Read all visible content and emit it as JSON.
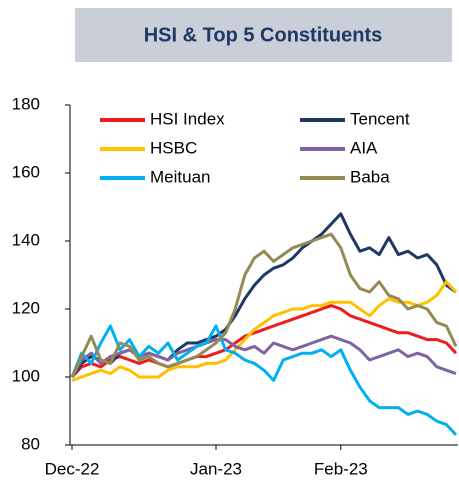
{
  "chart_data": {
    "type": "line",
    "title": "HSI & Top 5 Constituents",
    "categories": [
      "Dec-22",
      null,
      null,
      null,
      null,
      null,
      null,
      null,
      null,
      null,
      null,
      null,
      null,
      null,
      null,
      "Jan-23",
      null,
      null,
      null,
      null,
      null,
      null,
      null,
      null,
      null,
      null,
      null,
      null,
      "Feb-23",
      null,
      null,
      null,
      null,
      null,
      null,
      null,
      null,
      null,
      null,
      null,
      null
    ],
    "ylim": [
      80,
      180
    ],
    "yticks": [
      80,
      100,
      120,
      140,
      160,
      180
    ],
    "grid": false,
    "series": [
      {
        "name": "HSI Index",
        "color": "#ee1c1c",
        "values": [
          100,
          103,
          104,
          103,
          105,
          106,
          105,
          104,
          105,
          104,
          103,
          104,
          105,
          106,
          106,
          107,
          108,
          110,
          112,
          113,
          114,
          115,
          116,
          117,
          118,
          119,
          120,
          121,
          120,
          118,
          117,
          116,
          115,
          114,
          113,
          113,
          112,
          111,
          111,
          110,
          107
        ]
      },
      {
        "name": "Tencent",
        "color": "#1f3864",
        "values": [
          100,
          104,
          106,
          105,
          104,
          107,
          108,
          106,
          107,
          106,
          105,
          108,
          110,
          110,
          111,
          112,
          114,
          118,
          123,
          127,
          130,
          132,
          133,
          135,
          138,
          140,
          142,
          145,
          148,
          142,
          137,
          138,
          136,
          141,
          136,
          137,
          135,
          136,
          133,
          127,
          125
        ]
      },
      {
        "name": "HSBC",
        "color": "#ffc000",
        "values": [
          99,
          100,
          101,
          102,
          101,
          103,
          102,
          100,
          100,
          100,
          102,
          103,
          103,
          103,
          104,
          104,
          105,
          108,
          111,
          114,
          116,
          118,
          119,
          120,
          120,
          121,
          121,
          122,
          122,
          122,
          120,
          118,
          121,
          123,
          122,
          122,
          121,
          122,
          124,
          128,
          125
        ]
      },
      {
        "name": "AIA",
        "color": "#8064a2",
        "values": [
          100,
          105,
          107,
          104,
          106,
          107,
          108,
          106,
          107,
          106,
          105,
          107,
          108,
          109,
          110,
          111,
          111,
          109,
          108,
          109,
          107,
          110,
          109,
          108,
          109,
          110,
          111,
          112,
          111,
          110,
          108,
          105,
          106,
          107,
          108,
          106,
          107,
          106,
          103,
          102,
          101
        ]
      },
      {
        "name": "Meituan",
        "color": "#00b0f0",
        "values": [
          100,
          107,
          104,
          110,
          115,
          108,
          111,
          106,
          109,
          107,
          110,
          105,
          107,
          109,
          110,
          115,
          108,
          107,
          105,
          104,
          102,
          99,
          105,
          106,
          107,
          107,
          108,
          106,
          108,
          102,
          97,
          93,
          91,
          91,
          91,
          89,
          90,
          89,
          87,
          86,
          83
        ]
      },
      {
        "name": "Baba",
        "color": "#948a54",
        "values": [
          100,
          106,
          112,
          105,
          104,
          110,
          109,
          105,
          106,
          104,
          103,
          104,
          105,
          106,
          108,
          110,
          113,
          120,
          130,
          135,
          137,
          134,
          136,
          138,
          139,
          140,
          141,
          142,
          138,
          130,
          126,
          125,
          128,
          124,
          123,
          120,
          121,
          120,
          116,
          115,
          109
        ]
      }
    ]
  }
}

• _Description of the task_: Copy each line of the data above that holds "name".

• _The completed task_:
        "name": "HSI Index",
        "name": "Tencent",
        "name": "HSBC",
        "name": "AIA",
        "name": "Meituan",
        "name": "Baba",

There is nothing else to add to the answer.